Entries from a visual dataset
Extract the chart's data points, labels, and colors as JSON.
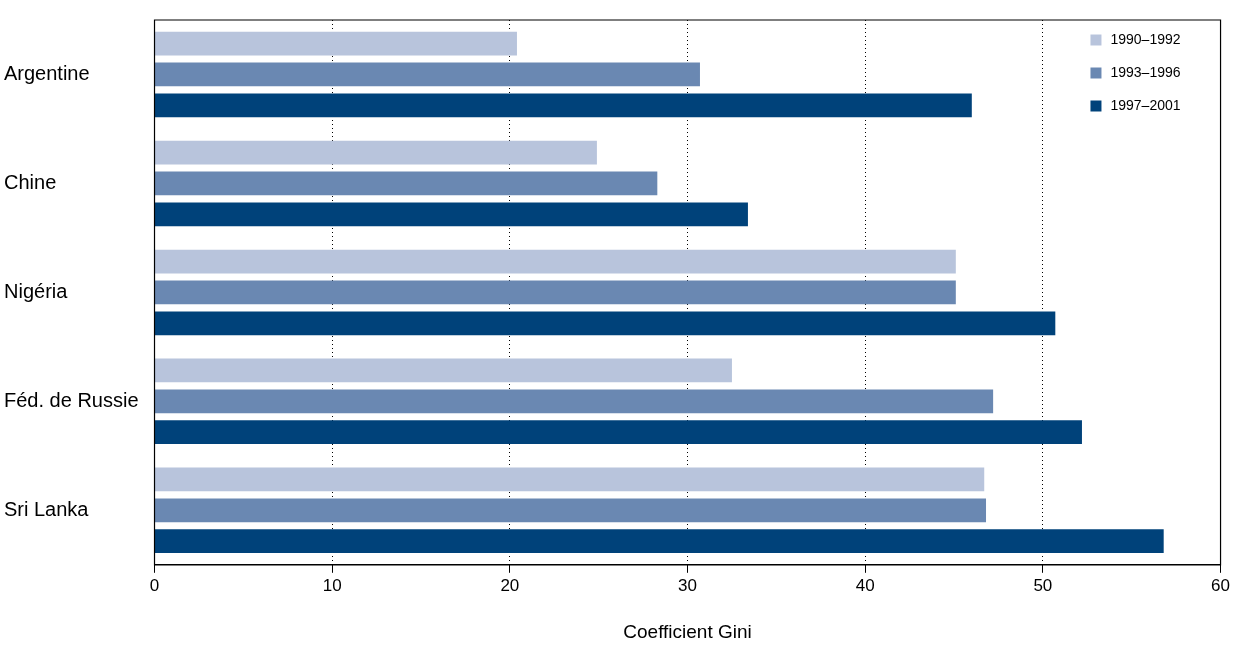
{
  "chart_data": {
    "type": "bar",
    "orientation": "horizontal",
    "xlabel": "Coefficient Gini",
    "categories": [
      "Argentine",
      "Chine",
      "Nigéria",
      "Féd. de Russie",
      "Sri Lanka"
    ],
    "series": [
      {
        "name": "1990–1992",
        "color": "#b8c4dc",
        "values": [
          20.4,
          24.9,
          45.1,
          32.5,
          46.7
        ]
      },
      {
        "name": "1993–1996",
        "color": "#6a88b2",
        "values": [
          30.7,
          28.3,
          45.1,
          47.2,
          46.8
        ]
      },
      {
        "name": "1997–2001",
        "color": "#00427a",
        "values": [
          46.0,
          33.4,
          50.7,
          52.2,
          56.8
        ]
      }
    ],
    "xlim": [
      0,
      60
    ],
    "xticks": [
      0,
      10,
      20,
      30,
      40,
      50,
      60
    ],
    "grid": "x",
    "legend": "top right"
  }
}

* * *

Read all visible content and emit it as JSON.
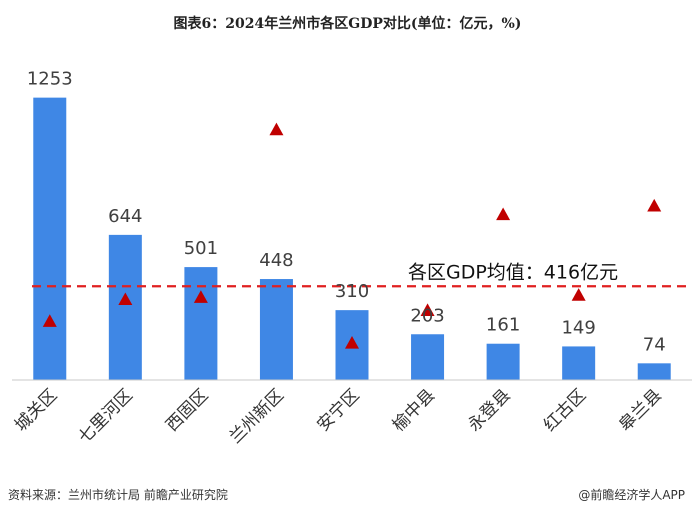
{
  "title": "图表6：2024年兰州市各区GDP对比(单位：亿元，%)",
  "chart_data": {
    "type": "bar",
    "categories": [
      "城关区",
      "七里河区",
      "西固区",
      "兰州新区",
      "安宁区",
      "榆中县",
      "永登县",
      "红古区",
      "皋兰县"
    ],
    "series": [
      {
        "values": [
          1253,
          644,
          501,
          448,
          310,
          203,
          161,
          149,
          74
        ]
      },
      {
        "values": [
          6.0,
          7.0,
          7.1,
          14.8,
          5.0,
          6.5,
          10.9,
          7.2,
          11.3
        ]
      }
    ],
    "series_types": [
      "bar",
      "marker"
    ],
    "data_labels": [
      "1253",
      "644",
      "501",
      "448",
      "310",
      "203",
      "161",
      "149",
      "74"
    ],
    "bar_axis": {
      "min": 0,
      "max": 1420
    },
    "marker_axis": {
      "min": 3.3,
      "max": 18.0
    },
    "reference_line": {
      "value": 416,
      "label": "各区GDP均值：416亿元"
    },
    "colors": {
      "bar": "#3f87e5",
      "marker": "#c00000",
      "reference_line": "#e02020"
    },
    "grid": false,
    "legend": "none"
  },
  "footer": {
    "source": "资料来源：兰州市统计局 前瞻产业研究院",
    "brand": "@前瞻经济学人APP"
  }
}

> [GIVEN INSTRUCTION]
Every line holding "JSON" should be copied out.

> [WRITTEN ANSWER]
Extract the chart's data points, labels, and colors as JSON.
Read all visible content and emit it as JSON.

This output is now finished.